* **Requirements**: Return the listing word for word, as given.

* **Input records**:

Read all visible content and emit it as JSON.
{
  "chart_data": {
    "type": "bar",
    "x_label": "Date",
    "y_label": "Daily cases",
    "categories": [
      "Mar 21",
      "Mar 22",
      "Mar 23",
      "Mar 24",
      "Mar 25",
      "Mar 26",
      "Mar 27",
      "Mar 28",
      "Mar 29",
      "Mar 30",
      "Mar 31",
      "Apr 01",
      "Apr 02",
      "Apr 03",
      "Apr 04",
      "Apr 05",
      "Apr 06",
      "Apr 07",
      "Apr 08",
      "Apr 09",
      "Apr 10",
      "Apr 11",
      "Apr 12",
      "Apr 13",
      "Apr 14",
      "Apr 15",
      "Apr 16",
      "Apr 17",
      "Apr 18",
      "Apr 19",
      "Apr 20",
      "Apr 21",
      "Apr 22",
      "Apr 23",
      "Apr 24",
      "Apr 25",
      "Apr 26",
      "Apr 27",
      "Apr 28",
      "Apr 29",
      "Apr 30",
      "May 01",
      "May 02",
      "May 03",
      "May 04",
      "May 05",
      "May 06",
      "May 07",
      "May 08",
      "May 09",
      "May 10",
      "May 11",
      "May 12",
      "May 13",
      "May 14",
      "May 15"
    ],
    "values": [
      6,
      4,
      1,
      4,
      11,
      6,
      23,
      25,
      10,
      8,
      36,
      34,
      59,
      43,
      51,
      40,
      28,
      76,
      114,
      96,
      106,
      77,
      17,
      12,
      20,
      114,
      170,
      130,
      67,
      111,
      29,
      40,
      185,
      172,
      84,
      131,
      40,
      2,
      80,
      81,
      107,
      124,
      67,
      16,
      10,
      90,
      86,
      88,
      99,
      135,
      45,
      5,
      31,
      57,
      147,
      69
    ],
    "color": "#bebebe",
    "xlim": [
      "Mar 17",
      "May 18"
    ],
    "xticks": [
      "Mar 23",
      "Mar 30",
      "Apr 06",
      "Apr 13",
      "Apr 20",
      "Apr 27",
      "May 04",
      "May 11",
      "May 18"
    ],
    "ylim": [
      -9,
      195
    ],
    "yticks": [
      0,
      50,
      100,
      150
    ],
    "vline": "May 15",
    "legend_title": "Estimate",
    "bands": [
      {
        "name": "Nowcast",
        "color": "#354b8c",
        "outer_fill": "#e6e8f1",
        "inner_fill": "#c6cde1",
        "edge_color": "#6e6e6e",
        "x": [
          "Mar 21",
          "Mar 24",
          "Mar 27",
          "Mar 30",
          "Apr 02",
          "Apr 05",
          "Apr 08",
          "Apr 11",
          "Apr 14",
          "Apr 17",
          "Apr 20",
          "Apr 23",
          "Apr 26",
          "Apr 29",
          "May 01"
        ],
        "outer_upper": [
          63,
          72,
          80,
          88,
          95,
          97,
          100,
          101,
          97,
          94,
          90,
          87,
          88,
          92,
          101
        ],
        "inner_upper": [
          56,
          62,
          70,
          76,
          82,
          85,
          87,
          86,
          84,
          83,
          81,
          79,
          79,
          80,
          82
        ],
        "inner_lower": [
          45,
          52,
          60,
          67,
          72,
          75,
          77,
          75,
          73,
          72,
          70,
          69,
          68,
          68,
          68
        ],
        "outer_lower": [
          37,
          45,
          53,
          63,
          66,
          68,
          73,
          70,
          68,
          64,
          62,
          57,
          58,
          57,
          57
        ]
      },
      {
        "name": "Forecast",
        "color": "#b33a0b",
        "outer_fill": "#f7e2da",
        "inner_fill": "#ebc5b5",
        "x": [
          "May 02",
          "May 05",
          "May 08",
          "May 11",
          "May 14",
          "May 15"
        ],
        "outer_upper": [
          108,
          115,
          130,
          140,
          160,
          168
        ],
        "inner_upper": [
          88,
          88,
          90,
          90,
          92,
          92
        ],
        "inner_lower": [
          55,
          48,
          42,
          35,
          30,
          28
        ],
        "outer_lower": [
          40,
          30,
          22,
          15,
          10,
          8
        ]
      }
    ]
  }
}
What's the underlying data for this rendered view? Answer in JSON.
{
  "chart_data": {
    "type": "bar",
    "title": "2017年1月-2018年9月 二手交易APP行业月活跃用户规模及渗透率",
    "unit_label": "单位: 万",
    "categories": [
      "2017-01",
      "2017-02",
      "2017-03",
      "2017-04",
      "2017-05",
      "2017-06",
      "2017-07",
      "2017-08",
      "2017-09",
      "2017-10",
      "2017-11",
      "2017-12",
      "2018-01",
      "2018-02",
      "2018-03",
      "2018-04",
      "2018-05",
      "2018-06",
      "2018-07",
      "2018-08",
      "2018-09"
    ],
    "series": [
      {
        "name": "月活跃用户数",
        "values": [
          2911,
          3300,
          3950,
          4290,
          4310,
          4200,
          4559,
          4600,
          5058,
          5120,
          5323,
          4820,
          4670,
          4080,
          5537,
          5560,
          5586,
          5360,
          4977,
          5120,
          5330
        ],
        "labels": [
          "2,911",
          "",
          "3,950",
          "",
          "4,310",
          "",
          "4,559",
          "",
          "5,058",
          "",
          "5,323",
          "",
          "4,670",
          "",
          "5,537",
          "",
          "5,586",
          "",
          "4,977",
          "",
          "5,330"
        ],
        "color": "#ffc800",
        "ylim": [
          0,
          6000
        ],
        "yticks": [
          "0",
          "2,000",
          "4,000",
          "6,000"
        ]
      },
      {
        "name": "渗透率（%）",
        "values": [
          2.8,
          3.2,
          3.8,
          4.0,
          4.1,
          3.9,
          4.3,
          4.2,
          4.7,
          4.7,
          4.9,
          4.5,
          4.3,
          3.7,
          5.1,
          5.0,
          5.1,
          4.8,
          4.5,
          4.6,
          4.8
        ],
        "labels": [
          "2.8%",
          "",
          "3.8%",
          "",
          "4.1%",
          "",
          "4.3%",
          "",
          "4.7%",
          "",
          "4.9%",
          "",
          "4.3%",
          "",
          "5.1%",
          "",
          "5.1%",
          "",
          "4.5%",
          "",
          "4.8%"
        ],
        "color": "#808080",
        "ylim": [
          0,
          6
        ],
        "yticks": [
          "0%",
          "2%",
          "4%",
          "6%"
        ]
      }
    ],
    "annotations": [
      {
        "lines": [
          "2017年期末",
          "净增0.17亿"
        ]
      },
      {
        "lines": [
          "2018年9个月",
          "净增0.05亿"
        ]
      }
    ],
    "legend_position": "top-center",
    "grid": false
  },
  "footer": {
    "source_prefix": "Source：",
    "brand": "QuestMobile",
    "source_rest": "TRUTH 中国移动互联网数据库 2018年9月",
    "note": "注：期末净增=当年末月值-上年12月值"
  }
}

* **Correct response**:
Read all visible content and emit it as JSON.
{
  "chart_data": {
    "type": "bar",
    "x_label": "Date",
    "y_label": "Daily cases",
    "categories": [
      "Mar 21",
      "Mar 22",
      "Mar 23",
      "Mar 24",
      "Mar 25",
      "Mar 26",
      "Mar 27",
      "Mar 28",
      "Mar 29",
      "Mar 30",
      "Mar 31",
      "Apr 01",
      "Apr 02",
      "Apr 03",
      "Apr 04",
      "Apr 05",
      "Apr 06",
      "Apr 07",
      "Apr 08",
      "Apr 09",
      "Apr 10",
      "Apr 11",
      "Apr 12",
      "Apr 13",
      "Apr 14",
      "Apr 15",
      "Apr 16",
      "Apr 17",
      "Apr 18",
      "Apr 19",
      "Apr 20",
      "Apr 21",
      "Apr 22",
      "Apr 23",
      "Apr 24",
      "Apr 25",
      "Apr 26",
      "Apr 27",
      "Apr 28",
      "Apr 29",
      "Apr 30",
      "May 01",
      "May 02",
      "May 03",
      "May 04",
      "May 05",
      "May 06",
      "May 07",
      "May 08",
      "May 09",
      "May 10",
      "May 11",
      "May 12",
      "May 13",
      "May 14",
      "May 15"
    ],
    "values": [
      6,
      4,
      1,
      4,
      11,
      6,
      23,
      25,
      10,
      8,
      36,
      34,
      59,
      43,
      51,
      40,
      28,
      76,
      114,
      96,
      106,
      77,
      17,
      12,
      20,
      114,
      170,
      130,
      67,
      111,
      29,
      40,
      185,
      172,
      84,
      131,
      40,
      2,
      80,
      81,
      107,
      124,
      67,
      16,
      10,
      90,
      86,
      88,
      99,
      135,
      45,
      5,
      31,
      57,
      147,
      69
    ],
    "color": "#bebebe",
    "xlim": [
      "Mar 17",
      "May 18"
    ],
    "xticks": [
      "Mar 23",
      "Mar 30",
      "Apr 06",
      "Apr 13",
      "Apr 20",
      "Apr 27",
      "May 04",
      "May 11",
      "May 18"
    ],
    "ylim": [
      -9,
      195
    ],
    "yticks": [
      0,
      50,
      100,
      150
    ],
    "vline": "May 15",
    "legend_title": "Estimate",
    "bands": [
      {
        "name": "Nowcast",
        "color": "#354b8c",
        "outer_fill": "#e6e8f1",
        "inner_fill": "#c6cde1",
        "edge_color": "#6e6e6e",
        "x": [
          "Mar 21",
          "Mar 24",
          "Mar 27",
          "Mar 30",
          "Apr 02",
          "Apr 05",
          "Apr 08",
          "Apr 11",
          "Apr 14",
          "Apr 17",
          "Apr 20",
          "Apr 23",
          "Apr 26",
          "Apr 29",
          "May 01"
        ],
        "outer_upper": [
          63,
          72,
          80,
          88,
          95,
          97,
          100,
          101,
          97,
          94,
          90,
          87,
          88,
          92,
          101
        ],
        "inner_upper": [
          56,
          62,
          70,
          76,
          82,
          85,
          87,
          86,
          84,
          83,
          81,
          79,
          79,
          80,
          82
        ],
        "inner_lower": [
          45,
          52,
          60,
          67,
          72,
          75,
          77,
          75,
          73,
          72,
          70,
          69,
          68,
          68,
          68
        ],
        "outer_lower": [
          37,
          45,
          53,
          63,
          66,
          68,
          73,
          70,
          68,
          64,
          62,
          57,
          58,
          57,
          57
        ]
      },
      {
        "name": "Forecast",
        "color": "#b33a0b",
        "outer_fill": "#f7e2da",
        "inner_fill": "#ebc5b5",
        "x": [
          "May 02",
          "May 05",
          "May 08",
          "May 11",
          "May 14",
          "May 15"
        ],
        "outer_upper": [
          108,
          115,
          130,
          140,
          160,
          168
        ],
        "inner_upper": [
          88,
          88,
          90,
          90,
          92,
          92
        ],
        "inner_lower": [
          55,
          48,
          42,
          35,
          30,
          28
        ],
        "outer_lower": [
          40,
          30,
          22,
          15,
          10,
          8
        ]
      }
    ]
  }
}
What's the underlying data for this rendered view? Answer in JSON.
{
  "chart_data": {
    "type": "bar",
    "title": "2017年1月-2018年9月 二手交易APP行业月活跃用户规模及渗透率",
    "unit_label": "单位: 万",
    "categories": [
      "2017-01",
      "2017-02",
      "2017-03",
      "2017-04",
      "2017-05",
      "2017-06",
      "2017-07",
      "2017-08",
      "2017-09",
      "2017-10",
      "2017-11",
      "2017-12",
      "2018-01",
      "2018-02",
      "2018-03",
      "2018-04",
      "2018-05",
      "2018-06",
      "2018-07",
      "2018-08",
      "2018-09"
    ],
    "series": [
      {
        "name": "月活跃用户数",
        "values": [
          2911,
          3300,
          3950,
          4290,
          4310,
          4200,
          4559,
          4600,
          5058,
          5120,
          5323,
          4820,
          4670,
          4080,
          5537,
          5560,
          5586,
          5360,
          4977,
          5120,
          5330
        ],
        "labels": [
          "2,911",
          "",
          "3,950",
          "",
          "4,310",
          "",
          "4,559",
          "",
          "5,058",
          "",
          "5,323",
          "",
          "4,670",
          "",
          "5,537",
          "",
          "5,586",
          "",
          "4,977",
          "",
          "5,330"
        ],
        "color": "#ffc800",
        "ylim": [
          0,
          6000
        ],
        "yticks": [
          "0",
          "2,000",
          "4,000",
          "6,000"
        ]
      },
      {
        "name": "渗透率（%）",
        "values": [
          2.8,
          3.2,
          3.8,
          4.0,
          4.1,
          3.9,
          4.3,
          4.2,
          4.7,
          4.7,
          4.9,
          4.5,
          4.3,
          3.7,
          5.1,
          5.0,
          5.1,
          4.8,
          4.5,
          4.6,
          4.8
        ],
        "labels": [
          "2.8%",
          "",
          "3.8%",
          "",
          "4.1%",
          "",
          "4.3%",
          "",
          "4.7%",
          "",
          "4.9%",
          "",
          "4.3%",
          "",
          "5.1%",
          "",
          "5.1%",
          "",
          "4.5%",
          "",
          "4.8%"
        ],
        "color": "#808080",
        "ylim": [
          0,
          6
        ],
        "yticks": [
          "0%",
          "2%",
          "4%",
          "6%"
        ]
      }
    ],
    "annotations": [
      {
        "lines": [
          "2017年期末",
          "净增0.17亿"
        ]
      },
      {
        "lines": [
          "2018年9个月",
          "净增0.05亿"
        ]
      }
    ],
    "legend_position": "top-center",
    "grid": false
  },
  "footer": {
    "source_prefix": "Source：",
    "brand": "QuestMobile",
    "source_rest": "TRUTH 中国移动互联网数据库 2018年9月",
    "note": "注：期末净增=当年末月值-上年12月值"
  }
}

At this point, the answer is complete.